───── THE INPUT

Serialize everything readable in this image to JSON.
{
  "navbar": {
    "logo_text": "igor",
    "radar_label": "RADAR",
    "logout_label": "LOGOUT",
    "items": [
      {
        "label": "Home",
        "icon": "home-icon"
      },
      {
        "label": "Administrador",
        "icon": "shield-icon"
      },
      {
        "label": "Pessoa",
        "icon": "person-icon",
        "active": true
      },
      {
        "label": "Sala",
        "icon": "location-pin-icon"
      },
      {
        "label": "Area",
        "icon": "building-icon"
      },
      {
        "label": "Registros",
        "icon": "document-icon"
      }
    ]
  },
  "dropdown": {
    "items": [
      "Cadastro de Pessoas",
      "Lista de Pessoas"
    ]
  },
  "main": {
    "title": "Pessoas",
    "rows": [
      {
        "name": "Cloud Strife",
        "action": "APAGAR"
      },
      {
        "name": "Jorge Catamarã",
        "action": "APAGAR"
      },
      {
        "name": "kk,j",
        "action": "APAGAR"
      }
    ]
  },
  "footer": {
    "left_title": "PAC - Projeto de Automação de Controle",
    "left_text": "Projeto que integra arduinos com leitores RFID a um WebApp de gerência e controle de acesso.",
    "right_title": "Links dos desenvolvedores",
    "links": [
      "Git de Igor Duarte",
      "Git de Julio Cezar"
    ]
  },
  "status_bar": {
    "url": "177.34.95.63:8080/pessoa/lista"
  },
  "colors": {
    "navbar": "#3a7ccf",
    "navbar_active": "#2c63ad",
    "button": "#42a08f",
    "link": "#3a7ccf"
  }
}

──────────

> _REQUIREMENT_
From the records above, extract everything verbatim.

> _RESPONSE_
Serialize everything readable in this image to JSON.
{
  "navbar": {
    "logo_text": "igor",
    "radar_label": "RADAR",
    "logout_label": "LOGOUT",
    "items": [
      {
        "label": "Home",
        "icon": "home-icon"
      },
      {
        "label": "Administrador",
        "icon": "shield-icon"
      },
      {
        "label": "Pessoa",
        "icon": "person-icon",
        "active": true
      },
      {
        "label": "Sala",
        "icon": "location-pin-icon"
      },
      {
        "label": "Area",
        "icon": "building-icon"
      },
      {
        "label": "Registros",
        "icon": "document-icon"
      }
    ]
  },
  "dropdown": {
    "items": [
      "Cadastro de Pessoas",
      "Lista de Pessoas"
    ]
  },
  "main": {
    "title": "Pessoas",
    "rows": [
      {
        "name": "Cloud Strife",
        "action": "APAGAR"
      },
      {
        "name": "Jorge Catamarã",
        "action": "APAGAR"
      },
      {
        "name": "kk,j",
        "action": "APAGAR"
      }
    ]
  },
  "footer": {
    "left_title": "PAC - Projeto de Automação de Controle",
    "left_text": "Projeto que integra arduinos com leitores RFID a um WebApp de gerência e controle de acesso.",
    "right_title": "Links dos desenvolvedores",
    "links": [
      "Git de Igor Duarte",
      "Git de Julio Cezar"
    ]
  },
  "status_bar": {
    "url": "177.34.95.63:8080/pessoa/lista"
  },
  "colors": {
    "navbar": "#3a7ccf",
    "navbar_active": "#2c63ad",
    "button": "#42a08f",
    "link": "#3a7ccf"
  }
}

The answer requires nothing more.